> EXERCISE GOAL: From the line that includes "Serialize everything readable" to the last line of the records that follow, copy every line exactly and nothing more, omitting pictures.

> INPUT ROWS:
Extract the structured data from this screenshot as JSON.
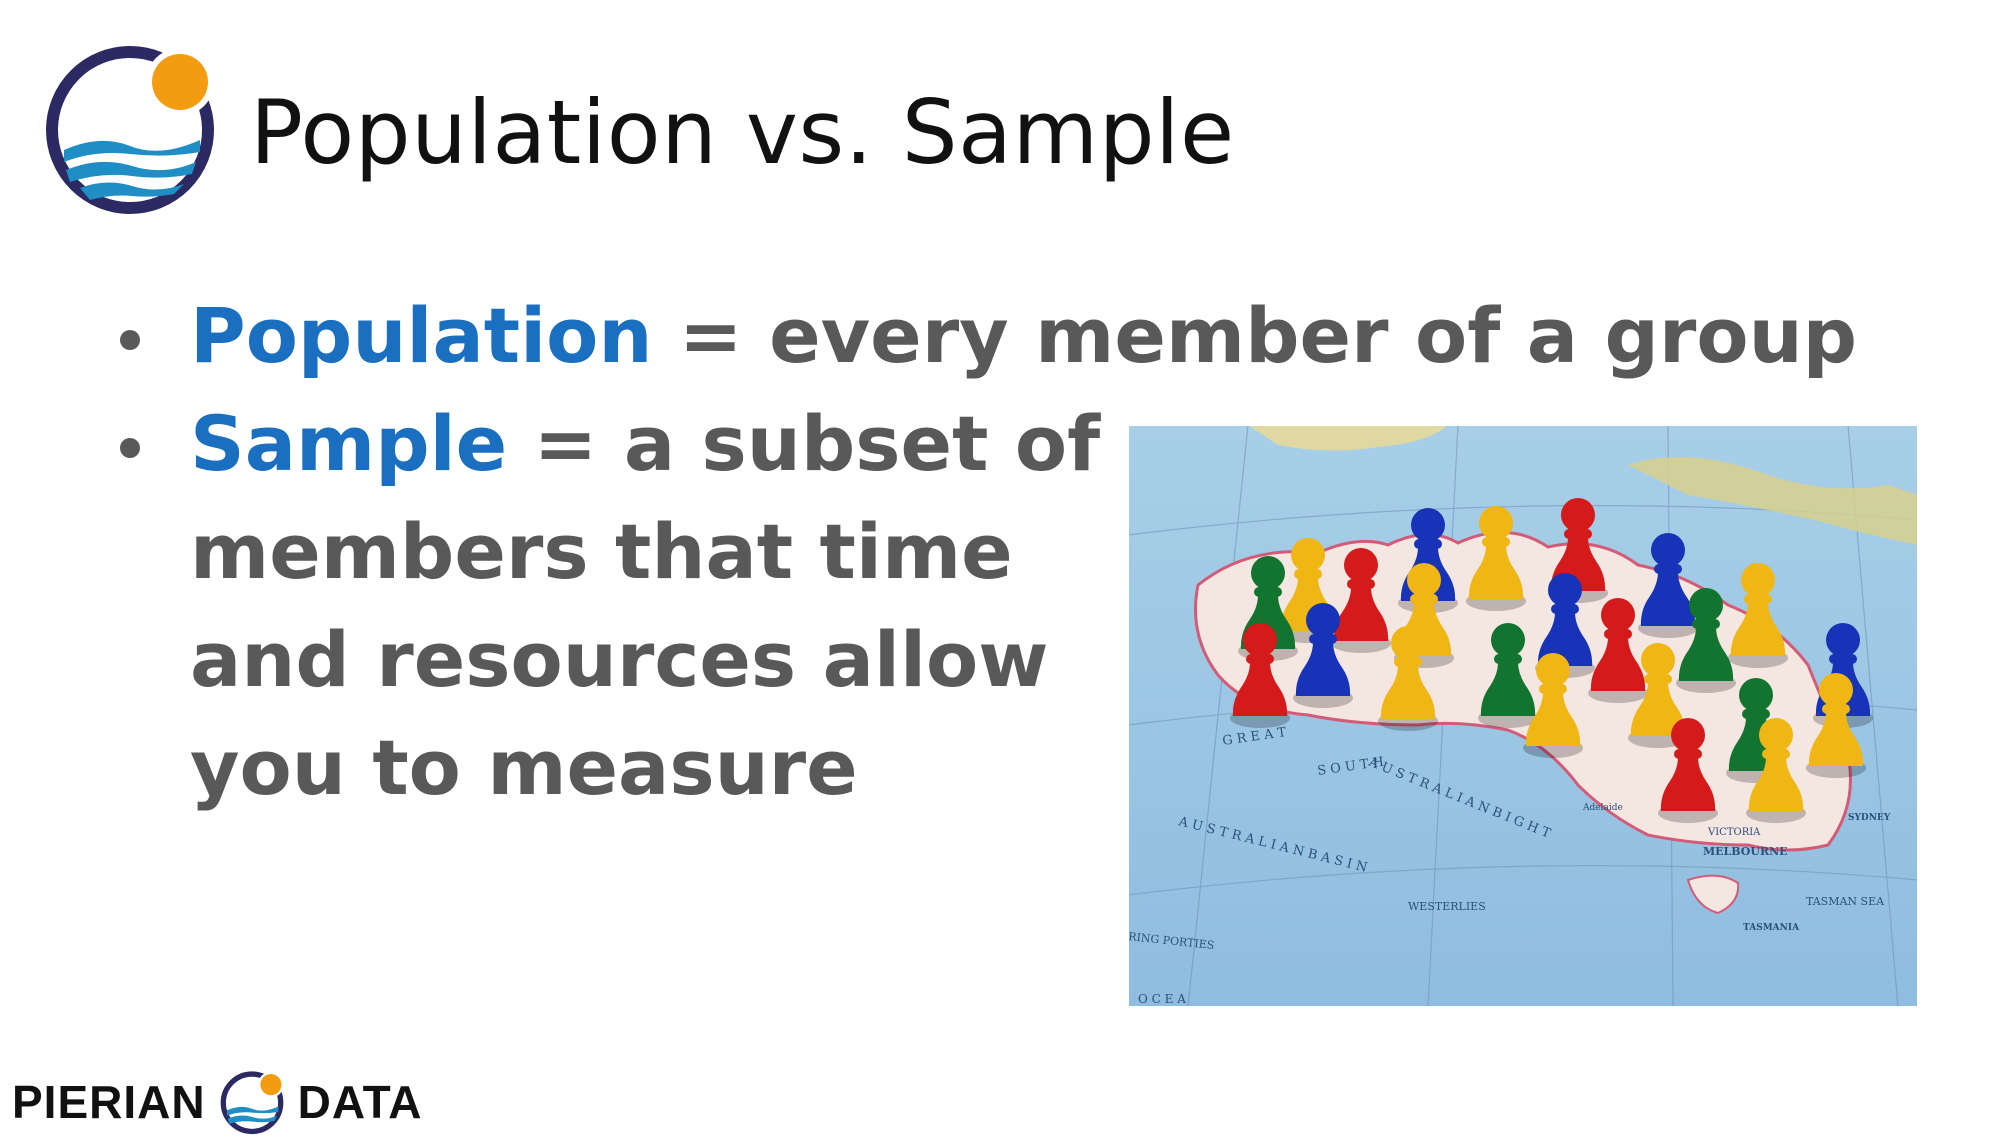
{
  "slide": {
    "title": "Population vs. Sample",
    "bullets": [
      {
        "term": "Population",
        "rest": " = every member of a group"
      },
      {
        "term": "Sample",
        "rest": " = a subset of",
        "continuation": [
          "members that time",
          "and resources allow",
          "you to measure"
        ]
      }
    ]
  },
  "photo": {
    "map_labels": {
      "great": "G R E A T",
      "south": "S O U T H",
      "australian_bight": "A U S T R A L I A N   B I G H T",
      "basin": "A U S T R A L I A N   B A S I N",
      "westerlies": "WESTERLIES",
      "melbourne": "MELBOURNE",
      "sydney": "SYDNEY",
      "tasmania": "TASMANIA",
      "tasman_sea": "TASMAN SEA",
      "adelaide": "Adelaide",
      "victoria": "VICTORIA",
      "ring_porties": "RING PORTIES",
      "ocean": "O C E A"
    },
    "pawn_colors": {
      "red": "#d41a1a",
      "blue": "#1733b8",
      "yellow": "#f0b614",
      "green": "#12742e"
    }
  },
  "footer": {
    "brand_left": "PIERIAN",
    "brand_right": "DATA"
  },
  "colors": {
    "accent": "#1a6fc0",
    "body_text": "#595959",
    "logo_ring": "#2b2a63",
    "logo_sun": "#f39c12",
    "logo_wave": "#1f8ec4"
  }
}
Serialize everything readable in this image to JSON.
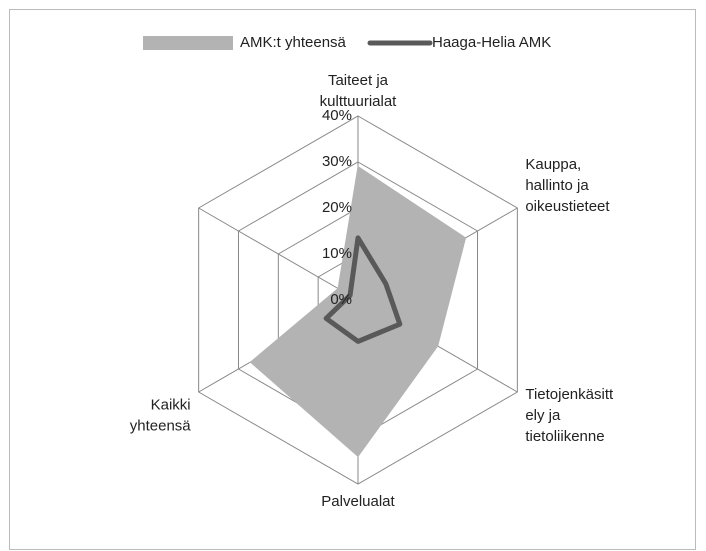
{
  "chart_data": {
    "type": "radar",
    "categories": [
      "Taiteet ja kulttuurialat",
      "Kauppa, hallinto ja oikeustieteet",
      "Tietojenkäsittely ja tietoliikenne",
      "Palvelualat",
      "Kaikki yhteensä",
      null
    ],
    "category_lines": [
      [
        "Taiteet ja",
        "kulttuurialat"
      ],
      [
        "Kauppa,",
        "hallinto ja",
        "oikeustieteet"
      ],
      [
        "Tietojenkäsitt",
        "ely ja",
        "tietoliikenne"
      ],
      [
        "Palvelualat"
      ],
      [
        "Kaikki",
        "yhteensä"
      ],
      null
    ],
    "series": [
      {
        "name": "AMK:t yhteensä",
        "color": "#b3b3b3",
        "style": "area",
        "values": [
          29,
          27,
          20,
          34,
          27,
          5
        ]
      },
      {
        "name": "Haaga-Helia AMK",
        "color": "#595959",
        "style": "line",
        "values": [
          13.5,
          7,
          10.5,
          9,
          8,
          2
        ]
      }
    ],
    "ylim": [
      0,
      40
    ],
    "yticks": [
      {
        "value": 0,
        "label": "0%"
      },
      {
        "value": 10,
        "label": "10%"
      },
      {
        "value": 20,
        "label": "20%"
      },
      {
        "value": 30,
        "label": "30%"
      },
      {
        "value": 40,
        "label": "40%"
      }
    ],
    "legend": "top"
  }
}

> TASK RESULT:
Serialize everything readable in this image to JSON.
{
  "chart_data": {
    "type": "radar",
    "categories": [
      "Taiteet ja kulttuurialat",
      "Kauppa, hallinto ja oikeustieteet",
      "Tietojenkäsittely ja tietoliikenne",
      "Palvelualat",
      "Kaikki yhteensä",
      null
    ],
    "category_lines": [
      [
        "Taiteet ja",
        "kulttuurialat"
      ],
      [
        "Kauppa,",
        "hallinto ja",
        "oikeustieteet"
      ],
      [
        "Tietojenkäsitt",
        "ely ja",
        "tietoliikenne"
      ],
      [
        "Palvelualat"
      ],
      [
        "Kaikki",
        "yhteensä"
      ],
      null
    ],
    "series": [
      {
        "name": "AMK:t yhteensä",
        "color": "#b3b3b3",
        "style": "area",
        "values": [
          29,
          27,
          20,
          34,
          27,
          5
        ]
      },
      {
        "name": "Haaga-Helia AMK",
        "color": "#595959",
        "style": "line",
        "values": [
          13.5,
          7,
          10.5,
          9,
          8,
          2
        ]
      }
    ],
    "ylim": [
      0,
      40
    ],
    "yticks": [
      {
        "value": 0,
        "label": "0%"
      },
      {
        "value": 10,
        "label": "10%"
      },
      {
        "value": 20,
        "label": "20%"
      },
      {
        "value": 30,
        "label": "30%"
      },
      {
        "value": 40,
        "label": "40%"
      }
    ],
    "legend": "top"
  }
}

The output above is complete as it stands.